__Part of a data file__.
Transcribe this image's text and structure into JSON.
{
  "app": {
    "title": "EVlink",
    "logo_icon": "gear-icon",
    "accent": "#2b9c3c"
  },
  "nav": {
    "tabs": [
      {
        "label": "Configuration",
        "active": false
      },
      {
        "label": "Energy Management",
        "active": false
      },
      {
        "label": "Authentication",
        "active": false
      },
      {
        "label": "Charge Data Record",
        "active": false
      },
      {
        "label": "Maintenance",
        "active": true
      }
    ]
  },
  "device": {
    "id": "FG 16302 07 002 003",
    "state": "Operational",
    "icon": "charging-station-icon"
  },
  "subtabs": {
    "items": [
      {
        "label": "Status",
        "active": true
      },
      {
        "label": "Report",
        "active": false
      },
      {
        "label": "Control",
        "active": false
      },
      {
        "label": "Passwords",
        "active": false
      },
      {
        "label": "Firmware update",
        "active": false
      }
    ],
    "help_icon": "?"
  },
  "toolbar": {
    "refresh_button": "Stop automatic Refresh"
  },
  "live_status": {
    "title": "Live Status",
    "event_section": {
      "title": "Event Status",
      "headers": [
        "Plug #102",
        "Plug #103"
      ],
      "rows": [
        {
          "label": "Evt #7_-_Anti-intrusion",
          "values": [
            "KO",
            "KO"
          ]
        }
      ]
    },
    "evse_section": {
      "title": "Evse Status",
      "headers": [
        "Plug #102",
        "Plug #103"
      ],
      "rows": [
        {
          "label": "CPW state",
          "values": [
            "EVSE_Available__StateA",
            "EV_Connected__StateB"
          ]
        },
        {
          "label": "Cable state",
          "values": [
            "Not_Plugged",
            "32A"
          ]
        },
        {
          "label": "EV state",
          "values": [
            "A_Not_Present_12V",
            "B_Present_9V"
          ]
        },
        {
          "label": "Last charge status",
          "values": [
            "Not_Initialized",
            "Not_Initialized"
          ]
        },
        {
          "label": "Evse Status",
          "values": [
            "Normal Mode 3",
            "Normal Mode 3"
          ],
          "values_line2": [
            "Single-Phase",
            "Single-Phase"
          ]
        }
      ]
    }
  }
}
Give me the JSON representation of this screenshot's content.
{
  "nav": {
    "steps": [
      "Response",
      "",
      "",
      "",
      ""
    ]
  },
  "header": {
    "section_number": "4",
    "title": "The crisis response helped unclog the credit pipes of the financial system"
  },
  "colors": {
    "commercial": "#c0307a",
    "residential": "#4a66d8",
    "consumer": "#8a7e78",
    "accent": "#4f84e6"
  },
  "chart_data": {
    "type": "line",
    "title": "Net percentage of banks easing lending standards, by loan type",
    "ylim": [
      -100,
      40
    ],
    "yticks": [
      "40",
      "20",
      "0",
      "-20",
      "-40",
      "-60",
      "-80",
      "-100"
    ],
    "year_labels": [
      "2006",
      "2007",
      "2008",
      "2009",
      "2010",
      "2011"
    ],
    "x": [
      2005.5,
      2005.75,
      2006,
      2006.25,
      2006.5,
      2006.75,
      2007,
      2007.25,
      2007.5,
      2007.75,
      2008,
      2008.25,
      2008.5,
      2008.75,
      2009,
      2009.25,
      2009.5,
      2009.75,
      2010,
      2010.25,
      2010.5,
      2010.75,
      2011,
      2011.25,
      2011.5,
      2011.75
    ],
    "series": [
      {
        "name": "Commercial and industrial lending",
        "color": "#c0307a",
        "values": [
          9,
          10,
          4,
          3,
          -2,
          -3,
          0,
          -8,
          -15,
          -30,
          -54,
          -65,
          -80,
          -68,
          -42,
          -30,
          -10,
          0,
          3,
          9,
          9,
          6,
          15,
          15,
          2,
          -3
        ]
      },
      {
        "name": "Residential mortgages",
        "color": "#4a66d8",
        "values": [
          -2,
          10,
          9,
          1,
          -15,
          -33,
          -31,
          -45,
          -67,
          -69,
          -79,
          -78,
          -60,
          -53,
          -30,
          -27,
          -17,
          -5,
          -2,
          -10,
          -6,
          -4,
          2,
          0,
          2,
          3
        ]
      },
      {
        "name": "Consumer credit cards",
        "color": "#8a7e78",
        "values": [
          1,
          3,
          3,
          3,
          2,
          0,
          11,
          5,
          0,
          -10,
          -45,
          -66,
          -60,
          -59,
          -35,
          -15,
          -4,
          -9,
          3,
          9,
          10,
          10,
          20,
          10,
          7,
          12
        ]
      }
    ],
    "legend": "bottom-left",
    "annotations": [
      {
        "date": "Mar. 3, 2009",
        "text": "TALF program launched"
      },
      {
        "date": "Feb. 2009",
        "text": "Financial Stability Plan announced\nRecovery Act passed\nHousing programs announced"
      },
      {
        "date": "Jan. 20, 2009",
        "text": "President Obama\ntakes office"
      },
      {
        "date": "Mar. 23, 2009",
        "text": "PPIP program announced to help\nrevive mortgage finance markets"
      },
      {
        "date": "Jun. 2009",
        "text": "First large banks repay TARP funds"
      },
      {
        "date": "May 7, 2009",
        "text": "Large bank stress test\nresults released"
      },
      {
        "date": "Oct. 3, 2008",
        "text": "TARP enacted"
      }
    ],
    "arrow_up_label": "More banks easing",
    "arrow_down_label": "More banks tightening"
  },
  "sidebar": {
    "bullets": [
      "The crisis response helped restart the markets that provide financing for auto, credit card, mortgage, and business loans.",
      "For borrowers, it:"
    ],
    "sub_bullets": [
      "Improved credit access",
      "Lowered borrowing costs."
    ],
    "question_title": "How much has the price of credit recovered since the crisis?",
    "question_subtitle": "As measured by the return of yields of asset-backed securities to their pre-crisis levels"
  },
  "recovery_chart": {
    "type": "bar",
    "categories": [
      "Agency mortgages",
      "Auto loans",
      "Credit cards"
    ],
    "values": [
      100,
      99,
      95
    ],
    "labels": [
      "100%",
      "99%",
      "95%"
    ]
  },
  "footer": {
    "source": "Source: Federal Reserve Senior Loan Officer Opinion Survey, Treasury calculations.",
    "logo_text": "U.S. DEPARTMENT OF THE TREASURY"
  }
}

__Problem requirements__. Search the preceding listing for "name" and extract every line where it is found.

__Result__.
        "name": "Commercial and industrial lending",
        "name": "Residential mortgages",
        "name": "Consumer credit cards",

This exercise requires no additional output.